- _Exercise brief_
Each line that holds the word "controls" should be returned.

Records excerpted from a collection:
+ + + +
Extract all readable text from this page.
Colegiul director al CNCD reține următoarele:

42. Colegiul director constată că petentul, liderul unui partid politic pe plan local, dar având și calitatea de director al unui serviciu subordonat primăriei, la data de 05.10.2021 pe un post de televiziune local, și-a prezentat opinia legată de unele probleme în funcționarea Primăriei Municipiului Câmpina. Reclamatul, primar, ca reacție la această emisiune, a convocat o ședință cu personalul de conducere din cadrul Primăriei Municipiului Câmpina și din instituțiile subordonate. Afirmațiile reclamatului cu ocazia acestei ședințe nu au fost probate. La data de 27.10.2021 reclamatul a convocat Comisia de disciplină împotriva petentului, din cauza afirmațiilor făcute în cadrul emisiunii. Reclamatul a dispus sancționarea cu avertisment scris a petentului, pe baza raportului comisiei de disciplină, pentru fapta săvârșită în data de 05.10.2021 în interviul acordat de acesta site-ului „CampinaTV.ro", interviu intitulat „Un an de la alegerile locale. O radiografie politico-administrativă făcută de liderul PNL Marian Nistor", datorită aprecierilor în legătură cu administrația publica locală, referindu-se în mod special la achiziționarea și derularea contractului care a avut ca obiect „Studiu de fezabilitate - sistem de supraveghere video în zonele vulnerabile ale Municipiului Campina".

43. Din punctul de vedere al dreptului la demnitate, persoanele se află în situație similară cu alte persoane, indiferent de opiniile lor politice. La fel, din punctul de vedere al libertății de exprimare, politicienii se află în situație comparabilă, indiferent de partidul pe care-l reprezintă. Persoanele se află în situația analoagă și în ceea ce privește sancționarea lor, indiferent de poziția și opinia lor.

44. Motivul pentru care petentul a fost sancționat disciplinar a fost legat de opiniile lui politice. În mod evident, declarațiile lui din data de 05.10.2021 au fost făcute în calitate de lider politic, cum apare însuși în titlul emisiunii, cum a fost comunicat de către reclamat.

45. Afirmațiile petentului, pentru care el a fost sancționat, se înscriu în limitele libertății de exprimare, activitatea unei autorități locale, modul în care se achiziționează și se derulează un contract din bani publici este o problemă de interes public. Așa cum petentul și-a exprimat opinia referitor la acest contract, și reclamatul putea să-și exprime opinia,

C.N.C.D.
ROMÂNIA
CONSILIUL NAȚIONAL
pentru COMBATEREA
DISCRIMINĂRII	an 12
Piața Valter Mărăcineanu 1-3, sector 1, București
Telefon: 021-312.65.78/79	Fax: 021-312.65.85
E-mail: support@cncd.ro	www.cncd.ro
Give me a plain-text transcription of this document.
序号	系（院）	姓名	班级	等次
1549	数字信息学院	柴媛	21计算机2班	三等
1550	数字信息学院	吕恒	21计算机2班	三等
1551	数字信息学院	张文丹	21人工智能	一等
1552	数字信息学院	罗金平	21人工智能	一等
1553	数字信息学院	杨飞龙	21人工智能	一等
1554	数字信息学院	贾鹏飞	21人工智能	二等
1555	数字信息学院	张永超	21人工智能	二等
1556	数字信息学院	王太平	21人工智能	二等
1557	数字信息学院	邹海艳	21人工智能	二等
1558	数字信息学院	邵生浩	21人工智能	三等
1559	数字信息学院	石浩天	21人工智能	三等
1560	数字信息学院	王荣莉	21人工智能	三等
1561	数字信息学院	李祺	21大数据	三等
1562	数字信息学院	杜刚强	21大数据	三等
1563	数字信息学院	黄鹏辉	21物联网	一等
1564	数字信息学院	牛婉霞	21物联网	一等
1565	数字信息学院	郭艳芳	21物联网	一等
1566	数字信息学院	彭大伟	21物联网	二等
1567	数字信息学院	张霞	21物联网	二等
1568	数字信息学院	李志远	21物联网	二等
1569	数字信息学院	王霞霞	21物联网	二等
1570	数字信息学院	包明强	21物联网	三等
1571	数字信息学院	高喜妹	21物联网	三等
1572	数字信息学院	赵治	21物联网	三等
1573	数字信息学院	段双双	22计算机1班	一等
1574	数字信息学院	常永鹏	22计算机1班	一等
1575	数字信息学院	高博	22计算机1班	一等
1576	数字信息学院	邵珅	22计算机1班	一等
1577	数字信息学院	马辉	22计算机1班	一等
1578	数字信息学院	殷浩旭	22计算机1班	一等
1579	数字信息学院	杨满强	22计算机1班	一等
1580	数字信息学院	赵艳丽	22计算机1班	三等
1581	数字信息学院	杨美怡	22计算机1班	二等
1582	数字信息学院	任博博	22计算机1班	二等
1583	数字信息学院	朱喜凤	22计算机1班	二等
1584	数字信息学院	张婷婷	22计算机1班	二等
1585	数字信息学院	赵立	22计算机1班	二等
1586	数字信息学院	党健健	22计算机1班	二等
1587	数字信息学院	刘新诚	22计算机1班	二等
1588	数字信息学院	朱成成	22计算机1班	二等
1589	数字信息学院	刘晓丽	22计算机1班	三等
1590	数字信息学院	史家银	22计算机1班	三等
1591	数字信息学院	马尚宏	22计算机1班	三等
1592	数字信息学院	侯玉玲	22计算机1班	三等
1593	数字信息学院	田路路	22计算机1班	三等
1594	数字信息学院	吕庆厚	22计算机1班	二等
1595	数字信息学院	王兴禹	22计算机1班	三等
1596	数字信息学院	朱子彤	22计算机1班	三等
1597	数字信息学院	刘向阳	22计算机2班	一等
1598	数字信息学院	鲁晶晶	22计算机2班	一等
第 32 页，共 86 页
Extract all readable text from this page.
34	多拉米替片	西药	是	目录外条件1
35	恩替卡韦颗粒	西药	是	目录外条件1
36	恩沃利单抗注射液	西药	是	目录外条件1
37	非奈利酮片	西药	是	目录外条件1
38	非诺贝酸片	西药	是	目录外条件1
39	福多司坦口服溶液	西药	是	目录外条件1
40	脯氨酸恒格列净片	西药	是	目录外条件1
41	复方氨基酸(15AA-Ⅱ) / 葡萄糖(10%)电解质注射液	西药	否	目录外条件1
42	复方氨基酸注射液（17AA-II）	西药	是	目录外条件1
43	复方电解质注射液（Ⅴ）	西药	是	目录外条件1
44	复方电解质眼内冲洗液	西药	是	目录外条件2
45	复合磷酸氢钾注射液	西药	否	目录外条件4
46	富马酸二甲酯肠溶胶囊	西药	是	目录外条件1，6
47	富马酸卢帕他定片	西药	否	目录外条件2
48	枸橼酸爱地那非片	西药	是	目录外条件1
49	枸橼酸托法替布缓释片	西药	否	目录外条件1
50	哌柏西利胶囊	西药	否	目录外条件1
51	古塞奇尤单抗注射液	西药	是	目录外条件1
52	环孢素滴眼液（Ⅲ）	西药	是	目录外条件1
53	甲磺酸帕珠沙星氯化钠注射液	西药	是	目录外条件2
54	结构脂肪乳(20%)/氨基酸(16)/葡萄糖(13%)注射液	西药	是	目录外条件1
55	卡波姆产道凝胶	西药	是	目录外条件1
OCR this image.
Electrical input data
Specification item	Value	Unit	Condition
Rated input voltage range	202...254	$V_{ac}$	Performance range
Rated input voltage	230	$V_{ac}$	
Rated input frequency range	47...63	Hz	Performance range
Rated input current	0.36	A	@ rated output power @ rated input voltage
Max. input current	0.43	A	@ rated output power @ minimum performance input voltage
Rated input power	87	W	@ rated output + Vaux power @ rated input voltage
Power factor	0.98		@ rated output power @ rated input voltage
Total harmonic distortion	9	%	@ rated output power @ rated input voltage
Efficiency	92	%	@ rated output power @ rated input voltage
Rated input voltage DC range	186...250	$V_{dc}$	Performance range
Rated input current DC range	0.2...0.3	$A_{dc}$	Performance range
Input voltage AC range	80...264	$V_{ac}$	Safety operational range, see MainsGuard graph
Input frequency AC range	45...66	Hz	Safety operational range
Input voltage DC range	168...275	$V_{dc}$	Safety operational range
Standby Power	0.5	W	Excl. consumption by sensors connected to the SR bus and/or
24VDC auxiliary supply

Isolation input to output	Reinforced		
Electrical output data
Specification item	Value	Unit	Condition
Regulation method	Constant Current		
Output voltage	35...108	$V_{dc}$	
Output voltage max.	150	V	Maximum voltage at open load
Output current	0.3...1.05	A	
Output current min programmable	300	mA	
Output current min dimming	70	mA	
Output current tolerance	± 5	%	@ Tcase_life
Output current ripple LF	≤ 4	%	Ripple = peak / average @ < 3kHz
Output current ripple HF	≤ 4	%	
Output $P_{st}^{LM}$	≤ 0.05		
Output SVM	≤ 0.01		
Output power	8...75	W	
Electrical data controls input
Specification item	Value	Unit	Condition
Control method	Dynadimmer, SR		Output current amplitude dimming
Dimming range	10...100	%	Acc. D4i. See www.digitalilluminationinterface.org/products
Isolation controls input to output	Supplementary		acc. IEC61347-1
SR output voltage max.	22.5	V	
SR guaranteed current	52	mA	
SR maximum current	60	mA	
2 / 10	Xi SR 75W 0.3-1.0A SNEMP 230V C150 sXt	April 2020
+ + + +
- _Output of the task_
Electrical data controls input
Isolation controls input to output	Supplementary		acc. IEC61347-1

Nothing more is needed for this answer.